*EXERCISE*: Below are records to be output exactly, every one of them.

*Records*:
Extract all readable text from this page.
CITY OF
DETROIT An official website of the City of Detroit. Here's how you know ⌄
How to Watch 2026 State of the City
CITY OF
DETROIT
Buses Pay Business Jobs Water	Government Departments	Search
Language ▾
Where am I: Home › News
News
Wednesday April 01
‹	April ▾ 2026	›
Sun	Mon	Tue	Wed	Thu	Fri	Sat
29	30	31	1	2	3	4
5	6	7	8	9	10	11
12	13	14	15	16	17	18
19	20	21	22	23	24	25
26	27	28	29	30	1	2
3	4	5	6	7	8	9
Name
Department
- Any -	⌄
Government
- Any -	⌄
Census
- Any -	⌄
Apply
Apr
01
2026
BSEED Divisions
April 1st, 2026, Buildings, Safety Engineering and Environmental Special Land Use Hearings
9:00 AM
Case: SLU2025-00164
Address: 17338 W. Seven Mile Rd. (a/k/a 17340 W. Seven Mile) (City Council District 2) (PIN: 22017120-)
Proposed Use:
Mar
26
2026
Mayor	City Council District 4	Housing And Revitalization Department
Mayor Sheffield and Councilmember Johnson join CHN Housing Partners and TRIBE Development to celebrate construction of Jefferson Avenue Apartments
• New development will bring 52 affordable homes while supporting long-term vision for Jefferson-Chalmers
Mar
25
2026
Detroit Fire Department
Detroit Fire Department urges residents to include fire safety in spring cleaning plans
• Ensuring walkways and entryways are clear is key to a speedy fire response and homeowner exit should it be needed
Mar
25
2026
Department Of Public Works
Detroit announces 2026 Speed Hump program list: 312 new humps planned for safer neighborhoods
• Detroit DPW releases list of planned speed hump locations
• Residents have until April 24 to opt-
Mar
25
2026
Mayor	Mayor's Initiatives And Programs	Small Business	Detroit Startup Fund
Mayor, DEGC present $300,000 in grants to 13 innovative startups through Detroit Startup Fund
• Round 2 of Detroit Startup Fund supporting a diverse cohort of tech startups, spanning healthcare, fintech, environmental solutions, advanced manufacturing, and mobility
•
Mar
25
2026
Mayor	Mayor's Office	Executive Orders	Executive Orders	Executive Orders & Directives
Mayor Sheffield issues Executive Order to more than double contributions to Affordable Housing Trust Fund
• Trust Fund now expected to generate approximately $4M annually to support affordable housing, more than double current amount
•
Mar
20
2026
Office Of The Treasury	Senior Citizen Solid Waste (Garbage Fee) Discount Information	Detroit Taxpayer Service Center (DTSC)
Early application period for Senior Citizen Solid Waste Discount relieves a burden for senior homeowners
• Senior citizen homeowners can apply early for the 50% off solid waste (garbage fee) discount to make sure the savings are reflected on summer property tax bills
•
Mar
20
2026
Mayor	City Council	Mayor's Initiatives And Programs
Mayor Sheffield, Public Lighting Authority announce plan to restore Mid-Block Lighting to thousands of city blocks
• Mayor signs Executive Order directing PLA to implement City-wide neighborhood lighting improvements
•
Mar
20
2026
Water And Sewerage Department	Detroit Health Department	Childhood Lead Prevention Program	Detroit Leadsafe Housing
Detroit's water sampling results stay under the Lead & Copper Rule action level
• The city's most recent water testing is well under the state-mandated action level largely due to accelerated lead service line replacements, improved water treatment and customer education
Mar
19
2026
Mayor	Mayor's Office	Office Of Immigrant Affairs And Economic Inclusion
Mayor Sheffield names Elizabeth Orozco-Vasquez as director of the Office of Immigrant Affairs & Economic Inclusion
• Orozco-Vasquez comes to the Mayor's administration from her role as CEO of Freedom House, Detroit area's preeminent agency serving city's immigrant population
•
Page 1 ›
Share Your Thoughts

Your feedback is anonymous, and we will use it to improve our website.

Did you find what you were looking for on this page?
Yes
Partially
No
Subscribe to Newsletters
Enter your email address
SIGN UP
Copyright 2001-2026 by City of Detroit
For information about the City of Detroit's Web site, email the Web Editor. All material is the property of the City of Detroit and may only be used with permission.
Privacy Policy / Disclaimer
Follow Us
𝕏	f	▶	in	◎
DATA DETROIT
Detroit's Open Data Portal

*EXERCISE RESULT*:
Extract all readable text from this page.
CITY OF
DETROIT An official website of the City of Detroit. Here's how you know ⌄
How to Watch 2026 State of the City
CITY OF
DETROIT
Buses Pay Business Jobs Water	Government Departments	Search
Language ▾
Where am I: Home › News
News
Wednesday April 01
‹	April ▾ 2026	›
Sun	Mon	Tue	Wed	Thu	Fri	Sat
29	30	31	1	2	3	4
5	6	7	8	9	10	11
12	13	14	15	16	17	18
19	20	21	22	23	24	25
26	27	28	29	30	1	2
3	4	5	6	7	8	9
Name
Department
- Any -	⌄
Government
- Any -	⌄
Census
- Any -	⌄
Apply
Apr
01
2026
BSEED Divisions
April 1st, 2026, Buildings, Safety Engineering and Environmental Special Land Use Hearings
9:00 AM
Case: SLU2025-00164
Address: 17338 W. Seven Mile Rd. (a/k/a 17340 W. Seven Mile) (City Council District 2) (PIN: 22017120-)
Proposed Use:
Mar
26
2026
Mayor	City Council District 4	Housing And Revitalization Department
Mayor Sheffield and Councilmember Johnson join CHN Housing Partners and TRIBE Development to celebrate construction of Jefferson Avenue Apartments
• New development will bring 52 affordable homes while supporting long-term vision for Jefferson-Chalmers
Mar
25
2026
Detroit Fire Department
Detroit Fire Department urges residents to include fire safety in spring cleaning plans
• Ensuring walkways and entryways are clear is key to a speedy fire response and homeowner exit should it be needed
Mar
25
2026
Department Of Public Works
Detroit announces 2026 Speed Hump program list: 312 new humps planned for safer neighborhoods
• Detroit DPW releases list of planned speed hump locations
• Residents have until April 24 to opt-
Mar
25
2026
Mayor	Mayor's Initiatives And Programs	Small Business	Detroit Startup Fund
Mayor, DEGC present $300,000 in grants to 13 innovative startups through Detroit Startup Fund
• Round 2 of Detroit Startup Fund supporting a diverse cohort of tech startups, spanning healthcare, fintech, environmental solutions, advanced manufacturing, and mobility
•
Mar
25
2026
Mayor	Mayor's Office	Executive Orders	Executive Orders	Executive Orders & Directives
Mayor Sheffield issues Executive Order to more than double contributions to Affordable Housing Trust Fund
• Trust Fund now expected to generate approximately $4M annually to support affordable housing, more than double current amount
•
Mar
20
2026
Office Of The Treasury	Senior Citizen Solid Waste (Garbage Fee) Discount Information	Detroit Taxpayer Service Center (DTSC)
Early application period for Senior Citizen Solid Waste Discount relieves a burden for senior homeowners
• Senior citizen homeowners can apply early for the 50% off solid waste (garbage fee) discount to make sure the savings are reflected on summer property tax bills
•
Mar
20
2026
Mayor	City Council	Mayor's Initiatives And Programs
Mayor Sheffield, Public Lighting Authority announce plan to restore Mid-Block Lighting to thousands of city blocks
• Mayor signs Executive Order directing PLA to implement City-wide neighborhood lighting improvements
•
Mar
20
2026
Water And Sewerage Department	Detroit Health Department	Childhood Lead Prevention Program	Detroit Leadsafe Housing
Detroit's water sampling results stay under the Lead & Copper Rule action level
• The city's most recent water testing is well under the state-mandated action level largely due to accelerated lead service line replacements, improved water treatment and customer education
Mar
19
2026
Mayor	Mayor's Office	Office Of Immigrant Affairs And Economic Inclusion
Mayor Sheffield names Elizabeth Orozco-Vasquez as director of the Office of Immigrant Affairs & Economic Inclusion
• Orozco-Vasquez comes to the Mayor's administration from her role as CEO of Freedom House, Detroit area's preeminent agency serving city's immigrant population
•
Page 1 ›
Share Your Thoughts

Your feedback is anonymous, and we will use it to improve our website.

Did you find what you were looking for on this page?
Yes
Partially
No
Subscribe to Newsletters
Enter your email address
SIGN UP
Copyright 2001-2026 by City of Detroit
For information about the City of Detroit's Web site, email the Web Editor. All material is the property of the City of Detroit and may only be used with permission.
Privacy Policy / Disclaimer
Follow Us
𝕏	f	▶	in	◎
DATA DETROIT
Detroit's Open Data Portal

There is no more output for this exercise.